Data extracted from a collection:
------------------------------------

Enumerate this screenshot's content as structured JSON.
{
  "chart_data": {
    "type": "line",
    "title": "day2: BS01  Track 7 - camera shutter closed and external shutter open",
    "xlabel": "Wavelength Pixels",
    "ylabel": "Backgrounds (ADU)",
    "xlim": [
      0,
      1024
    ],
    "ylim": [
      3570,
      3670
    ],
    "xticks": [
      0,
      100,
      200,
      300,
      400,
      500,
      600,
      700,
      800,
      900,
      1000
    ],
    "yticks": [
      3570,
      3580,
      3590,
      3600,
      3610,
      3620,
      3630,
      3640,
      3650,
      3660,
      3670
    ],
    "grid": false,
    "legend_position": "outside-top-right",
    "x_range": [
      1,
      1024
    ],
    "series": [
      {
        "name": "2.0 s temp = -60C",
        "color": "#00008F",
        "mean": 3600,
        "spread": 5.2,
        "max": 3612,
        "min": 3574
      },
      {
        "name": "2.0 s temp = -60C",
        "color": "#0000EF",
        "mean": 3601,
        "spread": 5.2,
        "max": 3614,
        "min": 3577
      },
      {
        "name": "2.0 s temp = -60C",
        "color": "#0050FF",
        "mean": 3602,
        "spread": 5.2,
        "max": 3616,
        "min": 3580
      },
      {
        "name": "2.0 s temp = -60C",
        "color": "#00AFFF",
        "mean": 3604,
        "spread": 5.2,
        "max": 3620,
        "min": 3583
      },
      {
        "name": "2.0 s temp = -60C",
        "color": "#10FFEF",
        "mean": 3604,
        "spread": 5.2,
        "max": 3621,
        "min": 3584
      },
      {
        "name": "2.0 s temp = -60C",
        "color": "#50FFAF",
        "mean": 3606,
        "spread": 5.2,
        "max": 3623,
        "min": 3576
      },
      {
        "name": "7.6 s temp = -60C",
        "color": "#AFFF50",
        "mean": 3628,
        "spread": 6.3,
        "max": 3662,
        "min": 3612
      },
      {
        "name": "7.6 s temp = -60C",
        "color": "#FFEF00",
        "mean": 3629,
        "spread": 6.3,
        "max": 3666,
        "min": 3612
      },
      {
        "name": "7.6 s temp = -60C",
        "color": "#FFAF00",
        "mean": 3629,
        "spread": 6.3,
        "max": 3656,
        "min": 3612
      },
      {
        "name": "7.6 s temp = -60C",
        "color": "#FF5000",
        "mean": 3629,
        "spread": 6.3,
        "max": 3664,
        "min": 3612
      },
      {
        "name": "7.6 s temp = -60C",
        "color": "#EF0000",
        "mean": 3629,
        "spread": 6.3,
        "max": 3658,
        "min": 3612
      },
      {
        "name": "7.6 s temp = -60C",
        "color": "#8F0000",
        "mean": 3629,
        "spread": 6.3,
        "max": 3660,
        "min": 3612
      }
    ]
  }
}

------------------------------------

What you need to do:
Extract the complete listing above, reproducing each line exactly.

Result below:
Enumerate this screenshot's content as structured JSON.
{
  "chart_data": {
    "type": "line",
    "title": "day2: BS01  Track 7 - camera shutter closed and external shutter open",
    "xlabel": "Wavelength Pixels",
    "ylabel": "Backgrounds (ADU)",
    "xlim": [
      0,
      1024
    ],
    "ylim": [
      3570,
      3670
    ],
    "xticks": [
      0,
      100,
      200,
      300,
      400,
      500,
      600,
      700,
      800,
      900,
      1000
    ],
    "yticks": [
      3570,
      3580,
      3590,
      3600,
      3610,
      3620,
      3630,
      3640,
      3650,
      3660,
      3670
    ],
    "grid": false,
    "legend_position": "outside-top-right",
    "x_range": [
      1,
      1024
    ],
    "series": [
      {
        "name": "2.0 s temp = -60C",
        "color": "#00008F",
        "mean": 3600,
        "spread": 5.2,
        "max": 3612,
        "min": 3574
      },
      {
        "name": "2.0 s temp = -60C",
        "color": "#0000EF",
        "mean": 3601,
        "spread": 5.2,
        "max": 3614,
        "min": 3577
      },
      {
        "name": "2.0 s temp = -60C",
        "color": "#0050FF",
        "mean": 3602,
        "spread": 5.2,
        "max": 3616,
        "min": 3580
      },
      {
        "name": "2.0 s temp = -60C",
        "color": "#00AFFF",
        "mean": 3604,
        "spread": 5.2,
        "max": 3620,
        "min": 3583
      },
      {
        "name": "2.0 s temp = -60C",
        "color": "#10FFEF",
        "mean": 3604,
        "spread": 5.2,
        "max": 3621,
        "min": 3584
      },
      {
        "name": "2.0 s temp = -60C",
        "color": "#50FFAF",
        "mean": 3606,
        "spread": 5.2,
        "max": 3623,
        "min": 3576
      },
      {
        "name": "7.6 s temp = -60C",
        "color": "#AFFF50",
        "mean": 3628,
        "spread": 6.3,
        "max": 3662,
        "min": 3612
      },
      {
        "name": "7.6 s temp = -60C",
        "color": "#FFEF00",
        "mean": 3629,
        "spread": 6.3,
        "max": 3666,
        "min": 3612
      },
      {
        "name": "7.6 s temp = -60C",
        "color": "#FFAF00",
        "mean": 3629,
        "spread": 6.3,
        "max": 3656,
        "min": 3612
      },
      {
        "name": "7.6 s temp = -60C",
        "color": "#FF5000",
        "mean": 3629,
        "spread": 6.3,
        "max": 3664,
        "min": 3612
      },
      {
        "name": "7.6 s temp = -60C",
        "color": "#EF0000",
        "mean": 3629,
        "spread": 6.3,
        "max": 3658,
        "min": 3612
      },
      {
        "name": "7.6 s temp = -60C",
        "color": "#8F0000",
        "mean": 3629,
        "spread": 6.3,
        "max": 3660,
        "min": 3612
      }
    ]
  }
}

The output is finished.